Chart and figure data
┌────────

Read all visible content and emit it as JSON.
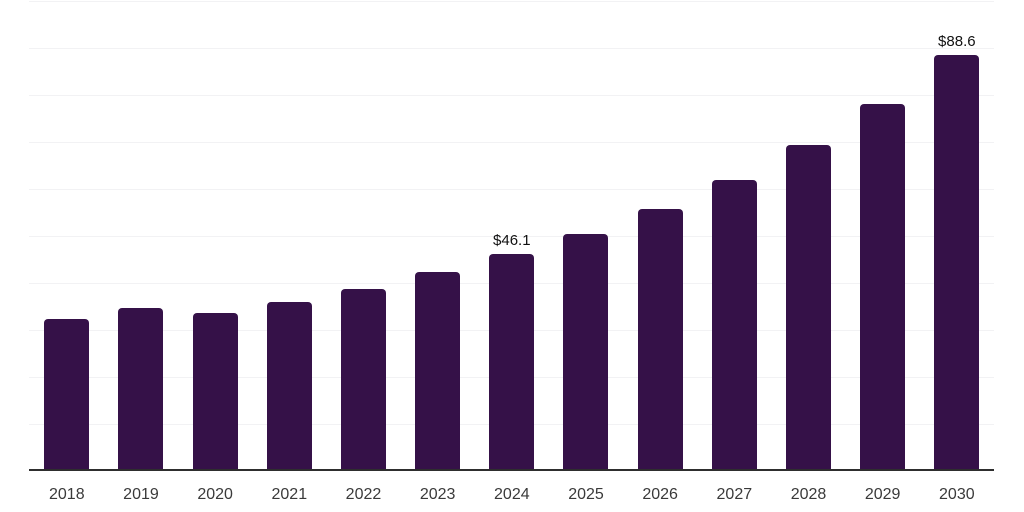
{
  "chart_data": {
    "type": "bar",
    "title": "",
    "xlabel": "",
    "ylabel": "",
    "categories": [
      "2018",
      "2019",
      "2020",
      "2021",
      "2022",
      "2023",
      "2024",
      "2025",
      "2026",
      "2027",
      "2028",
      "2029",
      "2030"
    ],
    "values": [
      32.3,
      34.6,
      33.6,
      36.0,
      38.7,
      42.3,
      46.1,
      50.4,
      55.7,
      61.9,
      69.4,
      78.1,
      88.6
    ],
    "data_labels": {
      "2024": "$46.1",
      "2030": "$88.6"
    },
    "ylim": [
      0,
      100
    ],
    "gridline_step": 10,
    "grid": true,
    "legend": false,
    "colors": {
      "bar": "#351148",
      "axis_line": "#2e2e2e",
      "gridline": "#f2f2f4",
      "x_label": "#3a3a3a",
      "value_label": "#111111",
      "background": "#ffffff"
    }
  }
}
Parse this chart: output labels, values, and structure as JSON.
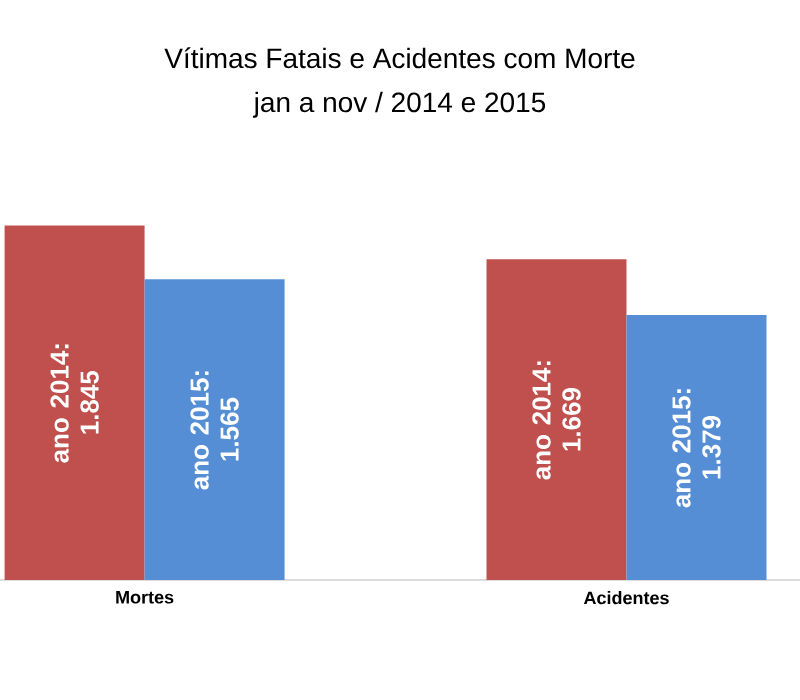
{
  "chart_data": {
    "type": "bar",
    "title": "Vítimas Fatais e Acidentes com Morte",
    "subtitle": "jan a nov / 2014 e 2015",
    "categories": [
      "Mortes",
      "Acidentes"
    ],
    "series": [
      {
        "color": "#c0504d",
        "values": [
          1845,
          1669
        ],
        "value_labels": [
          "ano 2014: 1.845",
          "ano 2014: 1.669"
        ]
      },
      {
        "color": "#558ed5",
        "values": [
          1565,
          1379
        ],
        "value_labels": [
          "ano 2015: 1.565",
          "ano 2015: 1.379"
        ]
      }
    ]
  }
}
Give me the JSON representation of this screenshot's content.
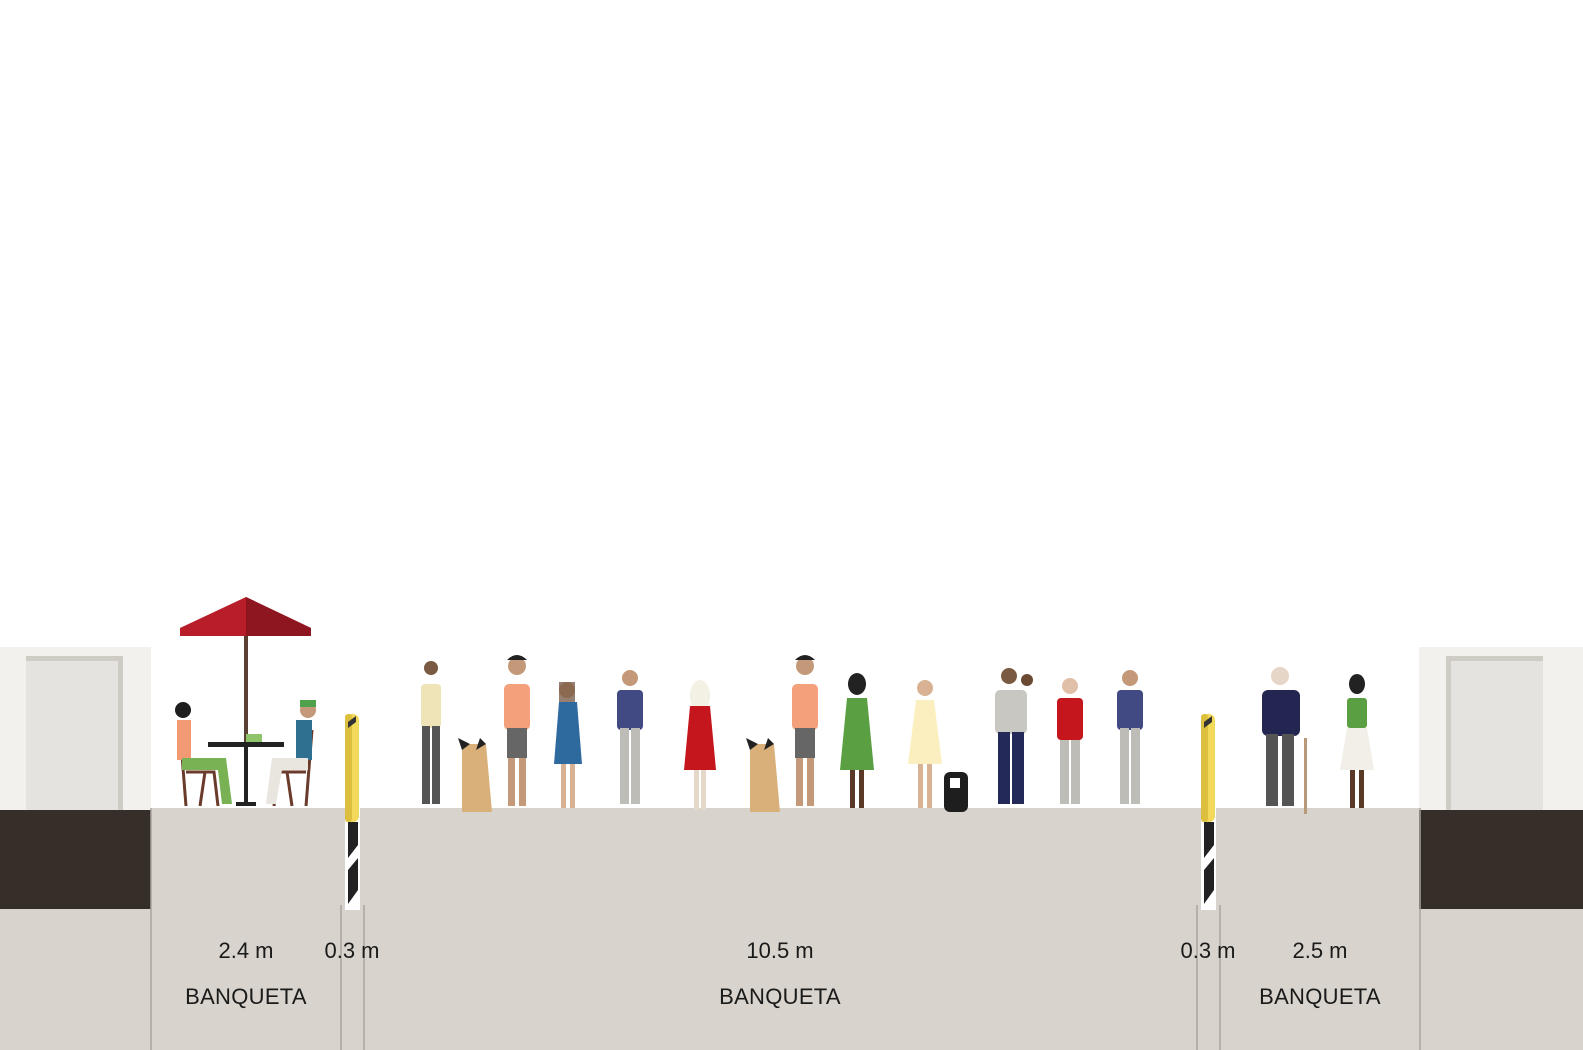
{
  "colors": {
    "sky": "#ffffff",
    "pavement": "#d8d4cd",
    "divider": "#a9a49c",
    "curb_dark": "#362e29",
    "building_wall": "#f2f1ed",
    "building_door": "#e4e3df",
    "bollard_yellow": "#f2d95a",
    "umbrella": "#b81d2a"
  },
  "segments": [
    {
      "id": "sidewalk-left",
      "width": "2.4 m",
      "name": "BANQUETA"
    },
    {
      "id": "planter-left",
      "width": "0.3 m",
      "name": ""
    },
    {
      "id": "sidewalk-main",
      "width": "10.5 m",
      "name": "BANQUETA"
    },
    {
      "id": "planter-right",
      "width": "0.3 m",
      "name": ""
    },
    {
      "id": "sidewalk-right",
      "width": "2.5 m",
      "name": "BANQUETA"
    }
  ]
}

└────────

WRITTEN EXERCISE: From the entries above, extract every line where the word "values" appears.

RESPONSE TO THE TASK:
    "values": [
Parse this chart: output labels, values, and structure as JSON.
        "values": [
        "values": [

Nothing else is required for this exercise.